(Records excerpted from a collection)
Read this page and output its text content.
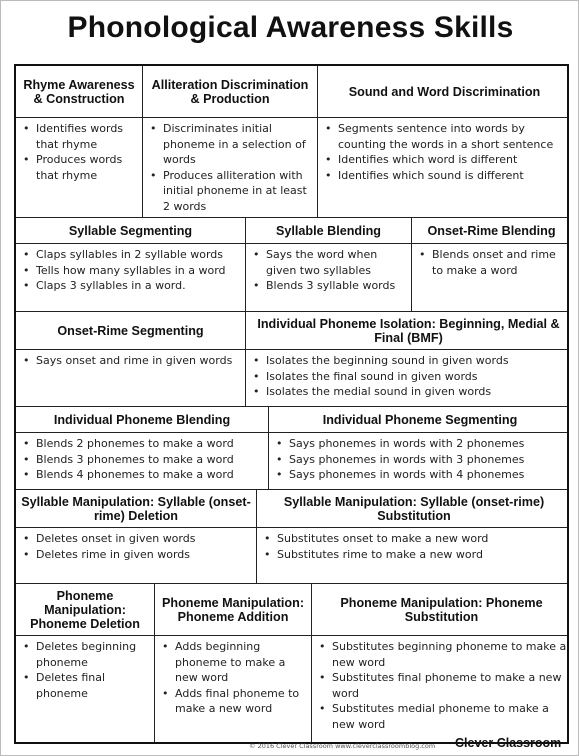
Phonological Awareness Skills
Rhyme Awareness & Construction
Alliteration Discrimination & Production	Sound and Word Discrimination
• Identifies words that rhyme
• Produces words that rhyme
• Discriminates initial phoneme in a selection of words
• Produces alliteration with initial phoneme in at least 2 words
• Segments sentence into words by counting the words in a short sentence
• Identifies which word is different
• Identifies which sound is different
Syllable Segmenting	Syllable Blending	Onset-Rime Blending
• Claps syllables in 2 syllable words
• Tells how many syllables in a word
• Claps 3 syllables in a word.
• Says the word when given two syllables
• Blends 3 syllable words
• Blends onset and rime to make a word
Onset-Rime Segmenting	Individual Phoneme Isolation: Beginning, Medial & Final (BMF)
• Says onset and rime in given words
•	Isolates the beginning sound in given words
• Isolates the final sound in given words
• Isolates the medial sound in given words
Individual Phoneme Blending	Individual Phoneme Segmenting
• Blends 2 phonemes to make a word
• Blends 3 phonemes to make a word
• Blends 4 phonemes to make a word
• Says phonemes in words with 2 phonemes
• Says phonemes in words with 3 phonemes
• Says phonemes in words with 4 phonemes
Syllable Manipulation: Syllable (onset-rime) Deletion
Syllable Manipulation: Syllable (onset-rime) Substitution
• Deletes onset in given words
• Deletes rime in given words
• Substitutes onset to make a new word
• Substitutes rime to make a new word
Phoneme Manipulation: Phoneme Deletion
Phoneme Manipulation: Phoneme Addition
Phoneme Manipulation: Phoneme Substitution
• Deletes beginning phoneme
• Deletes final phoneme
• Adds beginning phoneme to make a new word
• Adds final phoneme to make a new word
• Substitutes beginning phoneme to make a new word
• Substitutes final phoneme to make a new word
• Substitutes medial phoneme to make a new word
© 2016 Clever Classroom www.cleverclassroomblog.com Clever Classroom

What to produce:
What you return should match the records above word for word, minus the pictures.

Output:
Read this page and output its text content.
Phonological Awareness Skills
Rhyme Awareness & Construction
Alliteration Discrimination & Production	Sound and Word Discrimination
• Identifies words that rhyme
• Produces words that rhyme
• Discriminates initial phoneme in a selection of words
• Produces alliteration with initial phoneme in at least 2 words
• Segments sentence into words by counting the words in a short sentence
• Identifies which word is different
• Identifies which sound is different
Syllable Segmenting	Syllable Blending	Onset-Rime Blending
• Claps syllables in 2 syllable words
• Tells how many syllables in a word
• Claps 3 syllables in a word.
• Says the word when given two syllables
• Blends 3 syllable words
• Blends onset and rime to make a word
Onset-Rime Segmenting	Individual Phoneme Isolation: Beginning, Medial & Final (BMF)
• Says onset and rime in given words
•	Isolates the beginning sound in given words
• Isolates the final sound in given words
• Isolates the medial sound in given words
Individual Phoneme Blending	Individual Phoneme Segmenting
• Blends 2 phonemes to make a word
• Blends 3 phonemes to make a word
• Blends 4 phonemes to make a word
• Says phonemes in words with 2 phonemes
• Says phonemes in words with 3 phonemes
• Says phonemes in words with 4 phonemes
Syllable Manipulation: Syllable (onset-rime) Deletion
Syllable Manipulation: Syllable (onset-rime) Substitution
• Deletes onset in given words
• Deletes rime in given words
• Substitutes onset to make a new word
• Substitutes rime to make a new word
Phoneme Manipulation: Phoneme Deletion
Phoneme Manipulation: Phoneme Addition
Phoneme Manipulation: Phoneme Substitution
• Deletes beginning phoneme
• Deletes final phoneme
• Adds beginning phoneme to make a new word
• Adds final phoneme to make a new word
• Substitutes beginning phoneme to make a new word
• Substitutes final phoneme to make a new word
• Substitutes medial phoneme to make a new word
© 2016 Clever Classroom www.cleverclassroomblog.com Clever Classroom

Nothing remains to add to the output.